**Excerpts from a figure dataset**.
-=-=-=-=-

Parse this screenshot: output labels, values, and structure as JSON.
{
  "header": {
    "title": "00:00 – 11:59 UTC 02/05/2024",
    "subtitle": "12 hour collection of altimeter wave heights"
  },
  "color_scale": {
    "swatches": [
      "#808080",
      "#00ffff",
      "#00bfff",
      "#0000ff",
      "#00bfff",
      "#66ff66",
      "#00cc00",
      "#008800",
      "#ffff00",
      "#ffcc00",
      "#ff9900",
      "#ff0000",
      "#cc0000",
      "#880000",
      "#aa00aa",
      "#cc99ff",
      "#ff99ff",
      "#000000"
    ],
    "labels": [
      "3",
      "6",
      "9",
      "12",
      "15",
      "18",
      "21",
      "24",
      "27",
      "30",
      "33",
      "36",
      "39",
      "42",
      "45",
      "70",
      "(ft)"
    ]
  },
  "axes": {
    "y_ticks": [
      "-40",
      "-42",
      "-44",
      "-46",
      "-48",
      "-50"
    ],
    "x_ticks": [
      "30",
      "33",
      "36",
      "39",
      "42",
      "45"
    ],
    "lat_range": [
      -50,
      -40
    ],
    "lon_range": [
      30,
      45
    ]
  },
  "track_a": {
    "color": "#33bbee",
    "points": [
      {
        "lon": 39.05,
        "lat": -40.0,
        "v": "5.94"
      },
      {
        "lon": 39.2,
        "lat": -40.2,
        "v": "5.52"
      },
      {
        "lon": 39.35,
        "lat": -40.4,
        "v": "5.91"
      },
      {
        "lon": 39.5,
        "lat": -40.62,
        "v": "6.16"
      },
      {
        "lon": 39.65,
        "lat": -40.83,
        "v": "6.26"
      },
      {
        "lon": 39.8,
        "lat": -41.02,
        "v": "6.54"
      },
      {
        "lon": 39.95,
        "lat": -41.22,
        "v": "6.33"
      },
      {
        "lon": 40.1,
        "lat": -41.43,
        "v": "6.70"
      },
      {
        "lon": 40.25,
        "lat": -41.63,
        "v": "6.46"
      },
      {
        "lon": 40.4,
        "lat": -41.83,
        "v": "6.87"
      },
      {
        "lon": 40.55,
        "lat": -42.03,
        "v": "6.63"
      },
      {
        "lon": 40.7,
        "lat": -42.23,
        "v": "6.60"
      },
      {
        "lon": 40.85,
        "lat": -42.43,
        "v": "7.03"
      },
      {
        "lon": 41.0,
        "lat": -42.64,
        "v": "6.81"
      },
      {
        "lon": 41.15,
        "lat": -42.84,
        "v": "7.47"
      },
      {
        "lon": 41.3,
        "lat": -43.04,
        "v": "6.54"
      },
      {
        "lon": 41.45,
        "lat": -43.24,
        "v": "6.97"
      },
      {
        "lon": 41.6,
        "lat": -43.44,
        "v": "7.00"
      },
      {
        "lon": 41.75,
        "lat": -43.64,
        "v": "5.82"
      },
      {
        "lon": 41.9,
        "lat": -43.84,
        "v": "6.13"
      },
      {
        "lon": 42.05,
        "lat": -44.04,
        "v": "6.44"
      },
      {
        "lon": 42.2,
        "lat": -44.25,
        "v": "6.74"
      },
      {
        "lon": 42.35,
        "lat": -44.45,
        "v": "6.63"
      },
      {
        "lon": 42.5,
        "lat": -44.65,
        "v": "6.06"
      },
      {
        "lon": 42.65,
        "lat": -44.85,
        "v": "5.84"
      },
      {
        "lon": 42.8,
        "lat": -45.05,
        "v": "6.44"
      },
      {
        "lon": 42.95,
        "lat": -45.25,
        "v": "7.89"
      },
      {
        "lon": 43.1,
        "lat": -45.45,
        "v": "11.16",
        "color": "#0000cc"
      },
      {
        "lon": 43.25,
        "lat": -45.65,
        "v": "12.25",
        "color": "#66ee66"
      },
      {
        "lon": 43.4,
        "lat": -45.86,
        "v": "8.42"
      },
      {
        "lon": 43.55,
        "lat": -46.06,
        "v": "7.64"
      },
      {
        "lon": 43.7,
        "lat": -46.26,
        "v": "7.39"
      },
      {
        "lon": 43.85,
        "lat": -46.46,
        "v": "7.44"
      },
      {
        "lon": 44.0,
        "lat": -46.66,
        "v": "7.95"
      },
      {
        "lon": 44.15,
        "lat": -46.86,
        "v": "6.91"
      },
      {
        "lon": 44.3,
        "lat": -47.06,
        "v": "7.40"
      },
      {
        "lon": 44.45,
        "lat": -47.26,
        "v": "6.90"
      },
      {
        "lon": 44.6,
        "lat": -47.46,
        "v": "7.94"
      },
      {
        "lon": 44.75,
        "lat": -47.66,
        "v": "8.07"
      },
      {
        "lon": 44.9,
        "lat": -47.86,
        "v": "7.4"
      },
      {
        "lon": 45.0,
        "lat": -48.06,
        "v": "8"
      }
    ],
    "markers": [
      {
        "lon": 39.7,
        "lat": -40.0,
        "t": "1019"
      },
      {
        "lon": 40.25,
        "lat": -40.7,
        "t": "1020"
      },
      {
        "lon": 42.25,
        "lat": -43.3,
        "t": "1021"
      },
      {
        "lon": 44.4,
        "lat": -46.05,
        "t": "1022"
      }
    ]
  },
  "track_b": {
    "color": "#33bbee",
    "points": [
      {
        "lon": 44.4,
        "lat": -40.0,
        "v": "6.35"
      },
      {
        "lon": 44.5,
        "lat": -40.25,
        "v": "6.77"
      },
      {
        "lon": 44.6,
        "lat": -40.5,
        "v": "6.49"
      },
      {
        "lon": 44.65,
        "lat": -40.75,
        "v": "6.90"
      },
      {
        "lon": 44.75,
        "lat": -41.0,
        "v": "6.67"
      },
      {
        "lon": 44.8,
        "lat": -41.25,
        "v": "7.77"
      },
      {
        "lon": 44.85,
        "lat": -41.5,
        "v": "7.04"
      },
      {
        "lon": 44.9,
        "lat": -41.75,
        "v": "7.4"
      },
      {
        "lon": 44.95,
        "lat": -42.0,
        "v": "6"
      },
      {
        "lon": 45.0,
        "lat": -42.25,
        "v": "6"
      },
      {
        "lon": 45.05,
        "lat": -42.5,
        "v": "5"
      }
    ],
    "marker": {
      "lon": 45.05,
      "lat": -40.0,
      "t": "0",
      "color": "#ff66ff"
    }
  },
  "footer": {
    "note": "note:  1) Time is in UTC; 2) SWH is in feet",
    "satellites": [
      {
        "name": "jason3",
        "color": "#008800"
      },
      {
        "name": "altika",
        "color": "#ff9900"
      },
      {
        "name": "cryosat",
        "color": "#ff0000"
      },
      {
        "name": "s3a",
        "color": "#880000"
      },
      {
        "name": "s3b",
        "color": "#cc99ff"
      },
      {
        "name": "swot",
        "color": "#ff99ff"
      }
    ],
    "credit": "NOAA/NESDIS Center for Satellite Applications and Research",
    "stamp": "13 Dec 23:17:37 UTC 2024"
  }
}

-=-=-=-=-

Without omitting anything, output the entries exactly.

Parse this screenshot: output labels, values, and structure as JSON.
{
  "header": {
    "title": "00:00 – 11:59 UTC 02/05/2024",
    "subtitle": "12 hour collection of altimeter wave heights"
  },
  "color_scale": {
    "swatches": [
      "#808080",
      "#00ffff",
      "#00bfff",
      "#0000ff",
      "#00bfff",
      "#66ff66",
      "#00cc00",
      "#008800",
      "#ffff00",
      "#ffcc00",
      "#ff9900",
      "#ff0000",
      "#cc0000",
      "#880000",
      "#aa00aa",
      "#cc99ff",
      "#ff99ff",
      "#000000"
    ],
    "labels": [
      "3",
      "6",
      "9",
      "12",
      "15",
      "18",
      "21",
      "24",
      "27",
      "30",
      "33",
      "36",
      "39",
      "42",
      "45",
      "70",
      "(ft)"
    ]
  },
  "axes": {
    "y_ticks": [
      "-40",
      "-42",
      "-44",
      "-46",
      "-48",
      "-50"
    ],
    "x_ticks": [
      "30",
      "33",
      "36",
      "39",
      "42",
      "45"
    ],
    "lat_range": [
      -50,
      -40
    ],
    "lon_range": [
      30,
      45
    ]
  },
  "track_a": {
    "color": "#33bbee",
    "points": [
      {
        "lon": 39.05,
        "lat": -40.0,
        "v": "5.94"
      },
      {
        "lon": 39.2,
        "lat": -40.2,
        "v": "5.52"
      },
      {
        "lon": 39.35,
        "lat": -40.4,
        "v": "5.91"
      },
      {
        "lon": 39.5,
        "lat": -40.62,
        "v": "6.16"
      },
      {
        "lon": 39.65,
        "lat": -40.83,
        "v": "6.26"
      },
      {
        "lon": 39.8,
        "lat": -41.02,
        "v": "6.54"
      },
      {
        "lon": 39.95,
        "lat": -41.22,
        "v": "6.33"
      },
      {
        "lon": 40.1,
        "lat": -41.43,
        "v": "6.70"
      },
      {
        "lon": 40.25,
        "lat": -41.63,
        "v": "6.46"
      },
      {
        "lon": 40.4,
        "lat": -41.83,
        "v": "6.87"
      },
      {
        "lon": 40.55,
        "lat": -42.03,
        "v": "6.63"
      },
      {
        "lon": 40.7,
        "lat": -42.23,
        "v": "6.60"
      },
      {
        "lon": 40.85,
        "lat": -42.43,
        "v": "7.03"
      },
      {
        "lon": 41.0,
        "lat": -42.64,
        "v": "6.81"
      },
      {
        "lon": 41.15,
        "lat": -42.84,
        "v": "7.47"
      },
      {
        "lon": 41.3,
        "lat": -43.04,
        "v": "6.54"
      },
      {
        "lon": 41.45,
        "lat": -43.24,
        "v": "6.97"
      },
      {
        "lon": 41.6,
        "lat": -43.44,
        "v": "7.00"
      },
      {
        "lon": 41.75,
        "lat": -43.64,
        "v": "5.82"
      },
      {
        "lon": 41.9,
        "lat": -43.84,
        "v": "6.13"
      },
      {
        "lon": 42.05,
        "lat": -44.04,
        "v": "6.44"
      },
      {
        "lon": 42.2,
        "lat": -44.25,
        "v": "6.74"
      },
      {
        "lon": 42.35,
        "lat": -44.45,
        "v": "6.63"
      },
      {
        "lon": 42.5,
        "lat": -44.65,
        "v": "6.06"
      },
      {
        "lon": 42.65,
        "lat": -44.85,
        "v": "5.84"
      },
      {
        "lon": 42.8,
        "lat": -45.05,
        "v": "6.44"
      },
      {
        "lon": 42.95,
        "lat": -45.25,
        "v": "7.89"
      },
      {
        "lon": 43.1,
        "lat": -45.45,
        "v": "11.16",
        "color": "#0000cc"
      },
      {
        "lon": 43.25,
        "lat": -45.65,
        "v": "12.25",
        "color": "#66ee66"
      },
      {
        "lon": 43.4,
        "lat": -45.86,
        "v": "8.42"
      },
      {
        "lon": 43.55,
        "lat": -46.06,
        "v": "7.64"
      },
      {
        "lon": 43.7,
        "lat": -46.26,
        "v": "7.39"
      },
      {
        "lon": 43.85,
        "lat": -46.46,
        "v": "7.44"
      },
      {
        "lon": 44.0,
        "lat": -46.66,
        "v": "7.95"
      },
      {
        "lon": 44.15,
        "lat": -46.86,
        "v": "6.91"
      },
      {
        "lon": 44.3,
        "lat": -47.06,
        "v": "7.40"
      },
      {
        "lon": 44.45,
        "lat": -47.26,
        "v": "6.90"
      },
      {
        "lon": 44.6,
        "lat": -47.46,
        "v": "7.94"
      },
      {
        "lon": 44.75,
        "lat": -47.66,
        "v": "8.07"
      },
      {
        "lon": 44.9,
        "lat": -47.86,
        "v": "7.4"
      },
      {
        "lon": 45.0,
        "lat": -48.06,
        "v": "8"
      }
    ],
    "markers": [
      {
        "lon": 39.7,
        "lat": -40.0,
        "t": "1019"
      },
      {
        "lon": 40.25,
        "lat": -40.7,
        "t": "1020"
      },
      {
        "lon": 42.25,
        "lat": -43.3,
        "t": "1021"
      },
      {
        "lon": 44.4,
        "lat": -46.05,
        "t": "1022"
      }
    ]
  },
  "track_b": {
    "color": "#33bbee",
    "points": [
      {
        "lon": 44.4,
        "lat": -40.0,
        "v": "6.35"
      },
      {
        "lon": 44.5,
        "lat": -40.25,
        "v": "6.77"
      },
      {
        "lon": 44.6,
        "lat": -40.5,
        "v": "6.49"
      },
      {
        "lon": 44.65,
        "lat": -40.75,
        "v": "6.90"
      },
      {
        "lon": 44.75,
        "lat": -41.0,
        "v": "6.67"
      },
      {
        "lon": 44.8,
        "lat": -41.25,
        "v": "7.77"
      },
      {
        "lon": 44.85,
        "lat": -41.5,
        "v": "7.04"
      },
      {
        "lon": 44.9,
        "lat": -41.75,
        "v": "7.4"
      },
      {
        "lon": 44.95,
        "lat": -42.0,
        "v": "6"
      },
      {
        "lon": 45.0,
        "lat": -42.25,
        "v": "6"
      },
      {
        "lon": 45.05,
        "lat": -42.5,
        "v": "5"
      }
    ],
    "marker": {
      "lon": 45.05,
      "lat": -40.0,
      "t": "0",
      "color": "#ff66ff"
    }
  },
  "footer": {
    "note": "note:  1) Time is in UTC; 2) SWH is in feet",
    "satellites": [
      {
        "name": "jason3",
        "color": "#008800"
      },
      {
        "name": "altika",
        "color": "#ff9900"
      },
      {
        "name": "cryosat",
        "color": "#ff0000"
      },
      {
        "name": "s3a",
        "color": "#880000"
      },
      {
        "name": "s3b",
        "color": "#cc99ff"
      },
      {
        "name": "swot",
        "color": "#ff99ff"
      }
    ],
    "credit": "NOAA/NESDIS Center for Satellite Applications and Research",
    "stamp": "13 Dec 23:17:37 UTC 2024"
  }
}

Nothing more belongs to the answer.